Data extract:
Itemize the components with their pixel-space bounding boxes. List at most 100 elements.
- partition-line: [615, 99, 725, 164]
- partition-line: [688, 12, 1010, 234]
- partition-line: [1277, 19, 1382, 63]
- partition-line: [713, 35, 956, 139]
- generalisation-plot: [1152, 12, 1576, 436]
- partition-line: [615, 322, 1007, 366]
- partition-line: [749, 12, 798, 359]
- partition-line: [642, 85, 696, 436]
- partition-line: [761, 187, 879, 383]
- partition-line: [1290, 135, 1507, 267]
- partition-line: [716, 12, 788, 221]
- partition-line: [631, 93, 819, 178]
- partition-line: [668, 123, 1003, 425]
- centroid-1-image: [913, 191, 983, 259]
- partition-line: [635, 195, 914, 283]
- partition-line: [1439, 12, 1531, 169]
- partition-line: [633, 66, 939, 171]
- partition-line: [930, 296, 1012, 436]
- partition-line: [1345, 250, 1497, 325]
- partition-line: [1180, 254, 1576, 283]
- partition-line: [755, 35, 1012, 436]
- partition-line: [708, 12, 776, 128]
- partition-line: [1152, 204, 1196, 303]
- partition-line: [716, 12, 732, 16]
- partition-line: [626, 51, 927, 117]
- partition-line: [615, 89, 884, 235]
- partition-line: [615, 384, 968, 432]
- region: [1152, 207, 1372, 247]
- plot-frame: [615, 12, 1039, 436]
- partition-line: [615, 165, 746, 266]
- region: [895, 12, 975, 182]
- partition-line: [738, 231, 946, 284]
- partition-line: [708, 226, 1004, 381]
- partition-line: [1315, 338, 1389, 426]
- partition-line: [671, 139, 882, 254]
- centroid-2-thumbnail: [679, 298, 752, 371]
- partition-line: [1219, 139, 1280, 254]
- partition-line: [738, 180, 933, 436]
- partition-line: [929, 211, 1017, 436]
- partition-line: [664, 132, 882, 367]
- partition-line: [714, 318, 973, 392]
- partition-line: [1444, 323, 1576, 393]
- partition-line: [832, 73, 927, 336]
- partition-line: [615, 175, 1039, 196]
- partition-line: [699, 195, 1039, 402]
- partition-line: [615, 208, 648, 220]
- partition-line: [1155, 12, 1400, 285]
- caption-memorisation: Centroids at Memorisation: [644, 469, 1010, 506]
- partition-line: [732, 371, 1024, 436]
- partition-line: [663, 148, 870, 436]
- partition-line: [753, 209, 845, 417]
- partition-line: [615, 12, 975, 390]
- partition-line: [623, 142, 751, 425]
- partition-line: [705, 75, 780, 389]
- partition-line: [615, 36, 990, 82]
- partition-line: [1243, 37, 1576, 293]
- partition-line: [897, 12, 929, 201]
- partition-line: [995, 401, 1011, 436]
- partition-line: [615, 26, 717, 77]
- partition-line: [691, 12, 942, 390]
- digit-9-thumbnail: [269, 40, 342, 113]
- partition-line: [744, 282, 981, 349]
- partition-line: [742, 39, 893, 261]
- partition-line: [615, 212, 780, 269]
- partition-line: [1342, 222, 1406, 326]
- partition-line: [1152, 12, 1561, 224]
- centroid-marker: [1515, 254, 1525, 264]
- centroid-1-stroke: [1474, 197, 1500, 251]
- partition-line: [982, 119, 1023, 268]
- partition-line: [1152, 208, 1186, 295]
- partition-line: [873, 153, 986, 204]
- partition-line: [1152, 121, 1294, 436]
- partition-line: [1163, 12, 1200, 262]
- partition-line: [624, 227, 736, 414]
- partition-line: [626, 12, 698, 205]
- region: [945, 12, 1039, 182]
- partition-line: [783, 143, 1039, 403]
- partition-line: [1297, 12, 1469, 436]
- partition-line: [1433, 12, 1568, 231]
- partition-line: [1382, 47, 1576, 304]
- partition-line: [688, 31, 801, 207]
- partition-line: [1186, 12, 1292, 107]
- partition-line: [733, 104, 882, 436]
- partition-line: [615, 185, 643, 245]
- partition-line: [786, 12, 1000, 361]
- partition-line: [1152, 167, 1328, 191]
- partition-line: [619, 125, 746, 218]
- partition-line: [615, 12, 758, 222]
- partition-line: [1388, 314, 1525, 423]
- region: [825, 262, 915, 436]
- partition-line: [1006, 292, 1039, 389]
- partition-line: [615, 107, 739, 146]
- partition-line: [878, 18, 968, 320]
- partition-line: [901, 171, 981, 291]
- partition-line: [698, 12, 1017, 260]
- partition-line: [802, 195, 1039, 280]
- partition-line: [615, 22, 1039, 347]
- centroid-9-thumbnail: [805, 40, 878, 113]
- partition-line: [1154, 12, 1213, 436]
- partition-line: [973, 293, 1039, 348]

Work required:
Reproduce the listing from its first line through the line containing "- partition-line: [635, 195, 914, 283]", swapping "bounding boxes" for "bounding rectangles" and leaving everything else unchanged.

Answer in full:
Itemize the components with their pixel-space bounding rectangles. List at most 100 elements.
- partition-line: [615, 99, 725, 164]
- partition-line: [688, 12, 1010, 234]
- partition-line: [1277, 19, 1382, 63]
- partition-line: [713, 35, 956, 139]
- generalisation-plot: [1152, 12, 1576, 436]
- partition-line: [615, 322, 1007, 366]
- partition-line: [749, 12, 798, 359]
- partition-line: [642, 85, 696, 436]
- partition-line: [761, 187, 879, 383]
- partition-line: [1290, 135, 1507, 267]
- partition-line: [716, 12, 788, 221]
- partition-line: [631, 93, 819, 178]
- partition-line: [668, 123, 1003, 425]
- centroid-1-image: [913, 191, 983, 259]
- partition-line: [635, 195, 914, 283]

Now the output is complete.